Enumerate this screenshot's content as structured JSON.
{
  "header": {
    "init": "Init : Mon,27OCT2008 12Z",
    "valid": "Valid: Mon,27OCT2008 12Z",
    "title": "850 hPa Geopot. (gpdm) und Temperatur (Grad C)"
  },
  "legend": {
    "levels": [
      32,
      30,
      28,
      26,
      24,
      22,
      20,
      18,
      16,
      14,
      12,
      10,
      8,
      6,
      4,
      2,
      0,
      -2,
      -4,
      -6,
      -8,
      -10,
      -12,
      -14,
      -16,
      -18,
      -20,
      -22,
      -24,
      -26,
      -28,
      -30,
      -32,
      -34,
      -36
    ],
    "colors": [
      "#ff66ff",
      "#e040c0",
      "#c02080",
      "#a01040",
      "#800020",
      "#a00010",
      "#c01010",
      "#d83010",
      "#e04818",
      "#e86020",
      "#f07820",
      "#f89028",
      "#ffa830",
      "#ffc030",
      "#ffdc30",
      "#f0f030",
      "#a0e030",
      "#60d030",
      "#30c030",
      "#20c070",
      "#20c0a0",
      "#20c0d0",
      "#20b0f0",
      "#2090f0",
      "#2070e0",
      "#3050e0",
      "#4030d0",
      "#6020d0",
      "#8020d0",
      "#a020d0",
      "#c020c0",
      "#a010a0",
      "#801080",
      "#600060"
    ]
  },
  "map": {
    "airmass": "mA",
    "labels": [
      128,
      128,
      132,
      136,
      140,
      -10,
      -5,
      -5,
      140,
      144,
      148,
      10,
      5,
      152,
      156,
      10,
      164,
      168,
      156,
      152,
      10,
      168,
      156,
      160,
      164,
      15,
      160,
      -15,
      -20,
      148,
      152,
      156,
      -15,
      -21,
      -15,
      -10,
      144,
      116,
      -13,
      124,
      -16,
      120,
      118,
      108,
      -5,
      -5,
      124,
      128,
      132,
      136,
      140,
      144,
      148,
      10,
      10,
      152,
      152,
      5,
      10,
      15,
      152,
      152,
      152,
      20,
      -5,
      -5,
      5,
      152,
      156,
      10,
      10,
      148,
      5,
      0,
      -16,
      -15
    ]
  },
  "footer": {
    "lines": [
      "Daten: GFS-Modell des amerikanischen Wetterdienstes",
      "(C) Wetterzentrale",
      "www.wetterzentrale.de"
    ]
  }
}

§

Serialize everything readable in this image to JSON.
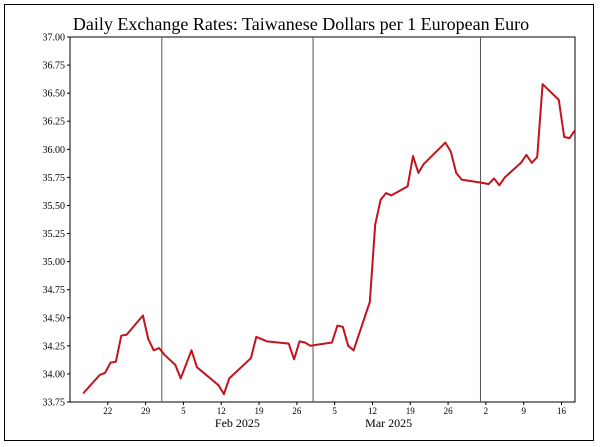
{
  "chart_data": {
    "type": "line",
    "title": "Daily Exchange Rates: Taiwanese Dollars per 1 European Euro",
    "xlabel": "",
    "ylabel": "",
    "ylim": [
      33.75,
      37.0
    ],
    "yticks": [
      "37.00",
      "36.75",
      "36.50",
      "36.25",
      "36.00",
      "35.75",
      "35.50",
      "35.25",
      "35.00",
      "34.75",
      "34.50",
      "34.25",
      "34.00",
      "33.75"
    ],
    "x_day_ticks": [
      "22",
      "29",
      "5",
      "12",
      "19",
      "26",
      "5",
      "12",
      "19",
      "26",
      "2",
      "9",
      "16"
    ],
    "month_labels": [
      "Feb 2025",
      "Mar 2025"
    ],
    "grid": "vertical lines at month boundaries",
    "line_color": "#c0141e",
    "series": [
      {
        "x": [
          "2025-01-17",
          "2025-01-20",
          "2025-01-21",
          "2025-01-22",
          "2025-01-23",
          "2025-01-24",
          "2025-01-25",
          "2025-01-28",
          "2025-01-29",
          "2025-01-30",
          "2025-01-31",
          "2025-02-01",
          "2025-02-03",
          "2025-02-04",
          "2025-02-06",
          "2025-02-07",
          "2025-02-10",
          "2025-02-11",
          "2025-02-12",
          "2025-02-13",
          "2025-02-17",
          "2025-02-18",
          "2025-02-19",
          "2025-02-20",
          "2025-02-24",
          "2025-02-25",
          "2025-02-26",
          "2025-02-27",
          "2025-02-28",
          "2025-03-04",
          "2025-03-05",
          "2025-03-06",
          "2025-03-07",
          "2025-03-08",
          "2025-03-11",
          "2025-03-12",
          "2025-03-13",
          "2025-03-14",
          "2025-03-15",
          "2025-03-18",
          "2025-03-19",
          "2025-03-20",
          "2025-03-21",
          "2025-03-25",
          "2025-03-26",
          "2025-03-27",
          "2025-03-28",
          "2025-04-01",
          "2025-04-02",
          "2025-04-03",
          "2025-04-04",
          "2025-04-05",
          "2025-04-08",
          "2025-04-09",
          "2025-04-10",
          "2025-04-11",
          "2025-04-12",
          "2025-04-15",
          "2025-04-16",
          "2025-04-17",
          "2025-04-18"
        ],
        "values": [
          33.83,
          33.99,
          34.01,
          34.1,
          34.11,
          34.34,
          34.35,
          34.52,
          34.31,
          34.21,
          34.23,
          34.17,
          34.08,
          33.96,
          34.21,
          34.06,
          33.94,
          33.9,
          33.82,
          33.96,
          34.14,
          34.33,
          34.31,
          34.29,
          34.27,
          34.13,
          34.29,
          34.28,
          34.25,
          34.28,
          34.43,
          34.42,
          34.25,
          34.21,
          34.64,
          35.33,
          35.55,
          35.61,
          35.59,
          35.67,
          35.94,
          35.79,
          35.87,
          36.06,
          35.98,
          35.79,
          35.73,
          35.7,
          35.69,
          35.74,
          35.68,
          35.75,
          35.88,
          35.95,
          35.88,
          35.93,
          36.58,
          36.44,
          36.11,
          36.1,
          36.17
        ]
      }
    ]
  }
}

§

TO DO: Using the listing, copy every line where the word "lines" shows up.

SOLUTION:
    "lines": [
    "grid": "vertical lines at month boundaries",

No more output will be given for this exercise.